### INPUT RECORDS
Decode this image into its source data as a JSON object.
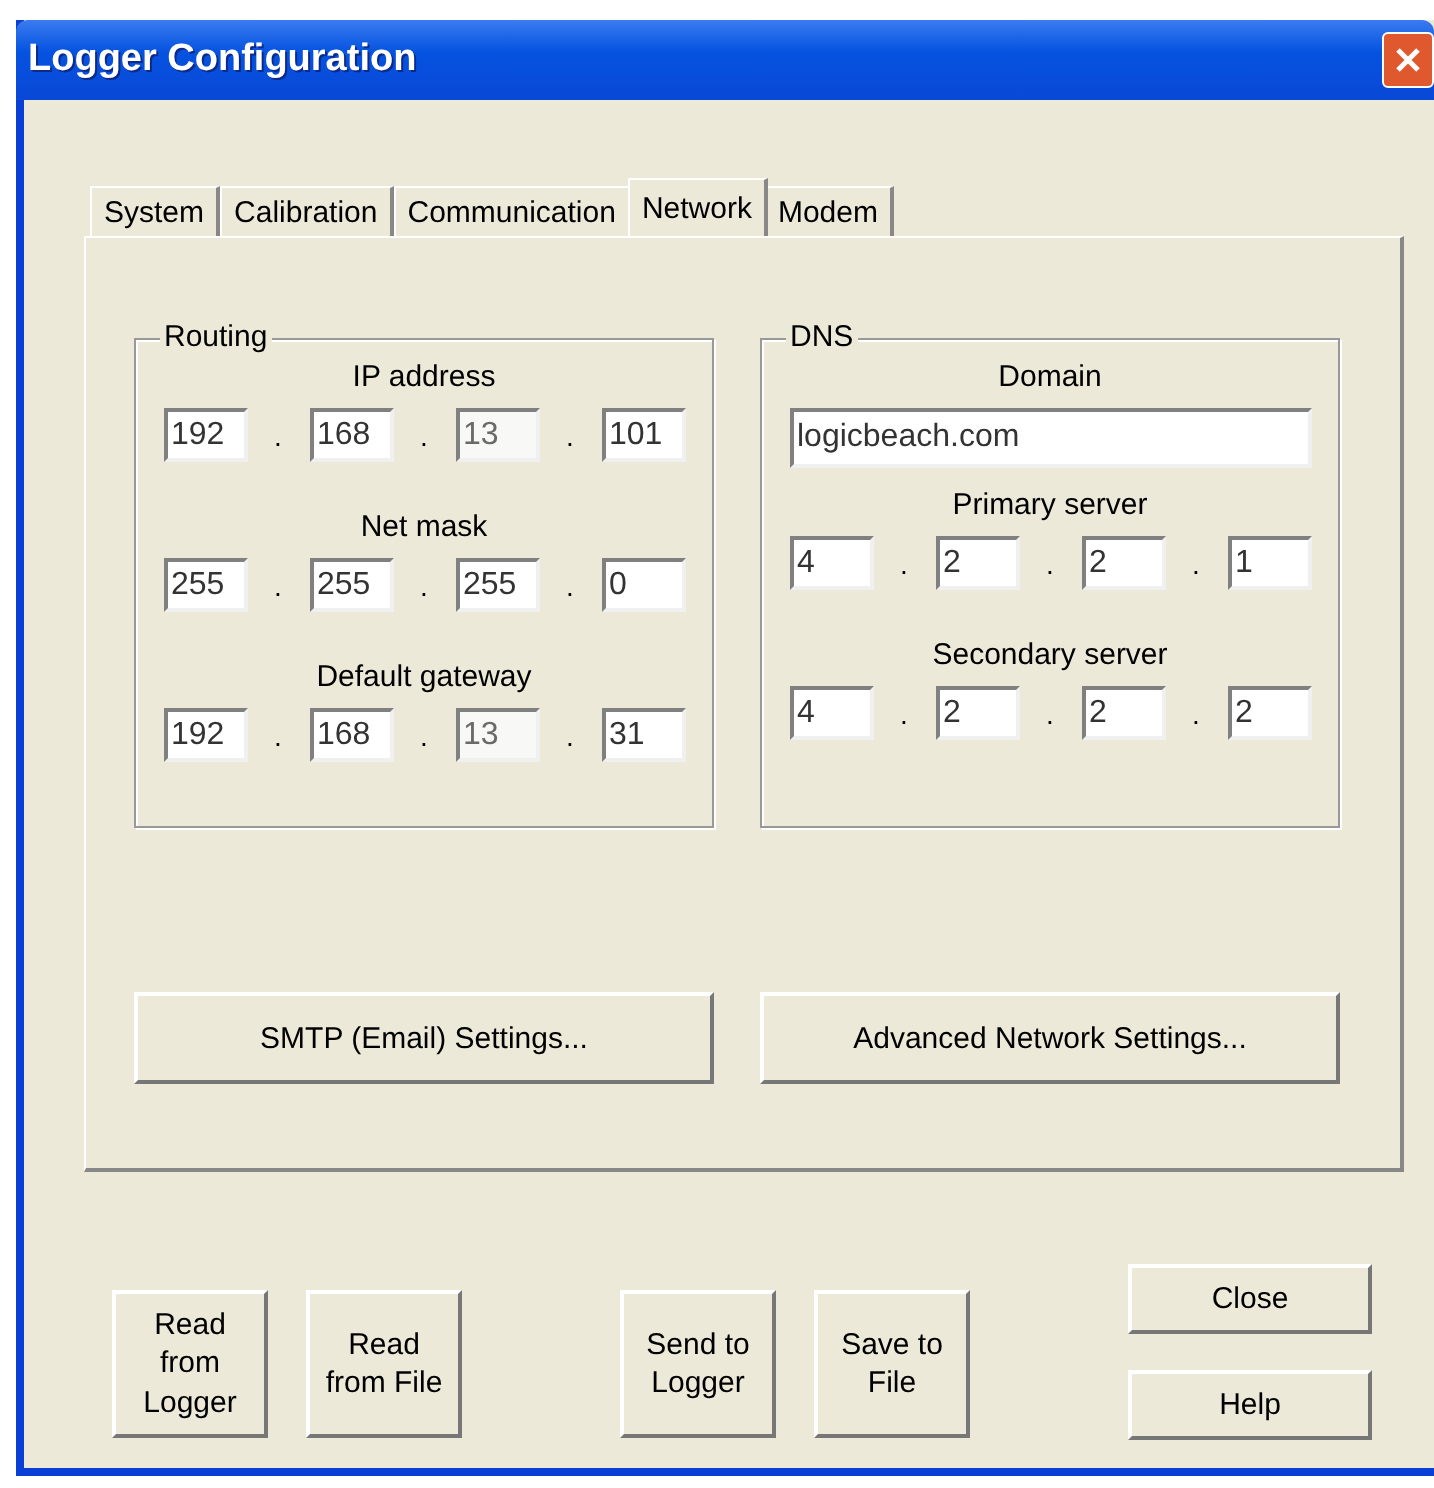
{
  "window": {
    "title": "Logger Configuration"
  },
  "tabs": [
    {
      "label": "System",
      "selected": false
    },
    {
      "label": "Calibration",
      "selected": false
    },
    {
      "label": "Communication",
      "selected": false
    },
    {
      "label": "Network",
      "selected": true
    },
    {
      "label": "Modem",
      "selected": false
    }
  ],
  "separator": ".",
  "routing": {
    "title": "Routing",
    "addresses": [
      {
        "label": "IP address",
        "octets": [
          {
            "value": "192",
            "disabled": false
          },
          {
            "value": "168",
            "disabled": false
          },
          {
            "value": "13",
            "disabled": true
          },
          {
            "value": "101",
            "disabled": false
          }
        ]
      },
      {
        "label": "Net mask",
        "octets": [
          {
            "value": "255",
            "disabled": false
          },
          {
            "value": "255",
            "disabled": false
          },
          {
            "value": "255",
            "disabled": false
          },
          {
            "value": "0",
            "disabled": false
          }
        ]
      },
      {
        "label": "Default gateway",
        "octets": [
          {
            "value": "192",
            "disabled": false
          },
          {
            "value": "168",
            "disabled": false
          },
          {
            "value": "13",
            "disabled": true
          },
          {
            "value": "31",
            "disabled": false
          }
        ]
      }
    ]
  },
  "dns": {
    "title": "DNS",
    "domain_label": "Domain",
    "domain": "logicbeach.com",
    "servers": [
      {
        "label": "Primary server",
        "octets": [
          {
            "value": "4",
            "disabled": false
          },
          {
            "value": "2",
            "disabled": false
          },
          {
            "value": "2",
            "disabled": false
          },
          {
            "value": "1",
            "disabled": false
          }
        ]
      },
      {
        "label": "Secondary server",
        "octets": [
          {
            "value": "4",
            "disabled": false
          },
          {
            "value": "2",
            "disabled": false
          },
          {
            "value": "2",
            "disabled": false
          },
          {
            "value": "2",
            "disabled": false
          }
        ]
      }
    ]
  },
  "panel_buttons": [
    "SMTP (Email) Settings...",
    "Advanced Network Settings..."
  ],
  "buttons": [
    {
      "lines": [
        "Read",
        "from",
        "Logger"
      ]
    },
    {
      "lines": [
        "Read",
        "from File"
      ]
    },
    {
      "lines": [
        "Send to",
        "Logger"
      ]
    },
    {
      "lines": [
        "Save to",
        "File"
      ]
    }
  ],
  "side_buttons": [
    "Close",
    "Help"
  ]
}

### WRITTEN REQUEST
Only the number is wanted: how many lines in the data include the word "Network"?

### RESPONSE
2